What to do —
Gather all lines in the data that hold the string "Psychotherapeuten".

Some records
------------------------------------

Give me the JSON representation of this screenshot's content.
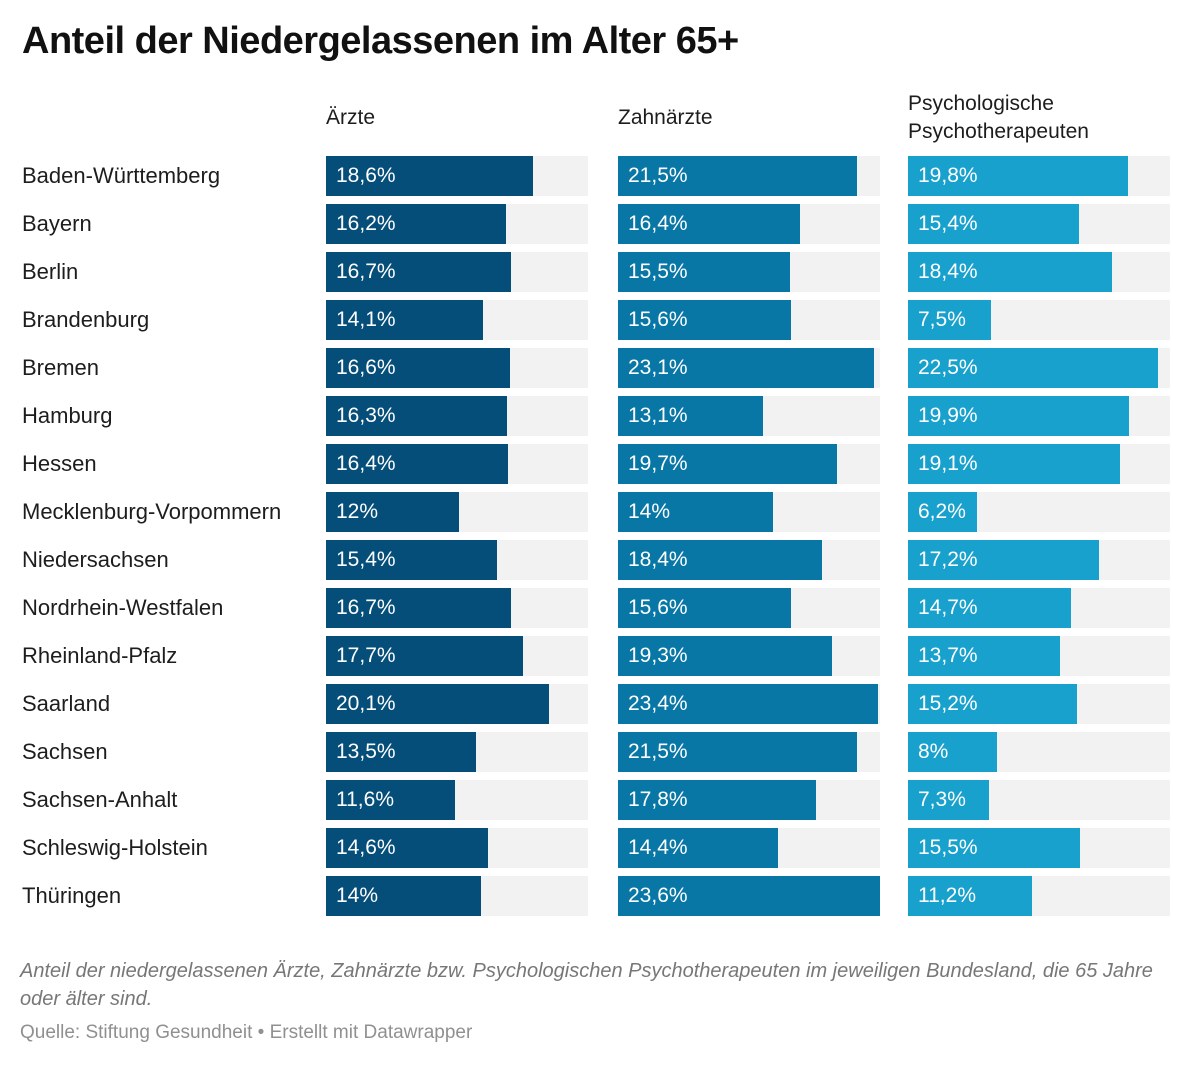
{
  "title": "Anteil der Niedergelassenen im Alter 65+",
  "note": "Anteil der niedergelassenen Ärzte, Zahnärzte bzw. Psychologischen Psychotherapeuten im jeweiligen Bundesland, die 65 Jahre oder älter sind.",
  "source": "Quelle: Stiftung Gesundheit • Erstellt mit Datawrapper",
  "chart_data": {
    "type": "bar",
    "orientation": "horizontal",
    "title": "Anteil der Niedergelassenen im Alter 65+",
    "xlim": [
      0,
      23.6
    ],
    "grid": false,
    "categories": [
      "Baden-Württemberg",
      "Bayern",
      "Berlin",
      "Brandenburg",
      "Bremen",
      "Hamburg",
      "Hessen",
      "Mecklenburg-Vorpommern",
      "Niedersachsen",
      "Nordrhein-Westfalen",
      "Rheinland-Pfalz",
      "Saarland",
      "Sachsen",
      "Sachsen-Anhalt",
      "Schleswig-Holstein",
      "Thüringen"
    ],
    "series": [
      {
        "name": "Ärzte",
        "color": "#054e7a",
        "values": [
          18.6,
          16.2,
          16.7,
          14.1,
          16.6,
          16.3,
          16.4,
          12,
          15.4,
          16.7,
          17.7,
          20.1,
          13.5,
          11.6,
          14.6,
          14
        ],
        "labels": [
          "18,6%",
          "16,2%",
          "16,7%",
          "14,1%",
          "16,6%",
          "16,3%",
          "16,4%",
          "12%",
          "15,4%",
          "16,7%",
          "17,7%",
          "20,1%",
          "13,5%",
          "11,6%",
          "14,6%",
          "14%"
        ]
      },
      {
        "name": "Zahnärzte",
        "color": "#0877a6",
        "values": [
          21.5,
          16.4,
          15.5,
          15.6,
          23.1,
          13.1,
          19.7,
          14,
          18.4,
          15.6,
          19.3,
          23.4,
          21.5,
          17.8,
          14.4,
          23.6
        ],
        "labels": [
          "21,5%",
          "16,4%",
          "15,5%",
          "15,6%",
          "23,1%",
          "13,1%",
          "19,7%",
          "14%",
          "18,4%",
          "15,6%",
          "19,3%",
          "23,4%",
          "21,5%",
          "17,8%",
          "14,4%",
          "23,6%"
        ]
      },
      {
        "name": "Psychologische Psychotherapeuten",
        "name_lines": [
          "Psychologische",
          "Psychotherapeuten"
        ],
        "color": "#18a1cd",
        "values": [
          19.8,
          15.4,
          18.4,
          7.5,
          22.5,
          19.9,
          19.1,
          6.2,
          17.2,
          14.7,
          13.7,
          15.2,
          8,
          7.3,
          15.5,
          11.2
        ],
        "labels": [
          "19,8%",
          "15,4%",
          "18,4%",
          "7,5%",
          "22,5%",
          "19,9%",
          "19,1%",
          "6,2%",
          "17,2%",
          "14,7%",
          "13,7%",
          "15,2%",
          "8%",
          "7,3%",
          "15,5%",
          "11,2%"
        ]
      }
    ]
  }
}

------------------------------------

Result for this task —
  "note": "Anteil der niedergelassenen Ärzte, Zahnärzte bzw. Psychologischen Psychotherapeuten im jeweiligen Bundesland, die 65 Jahre oder älter sind.",
        "name": "Psychologische Psychotherapeuten",
          "Psychotherapeuten"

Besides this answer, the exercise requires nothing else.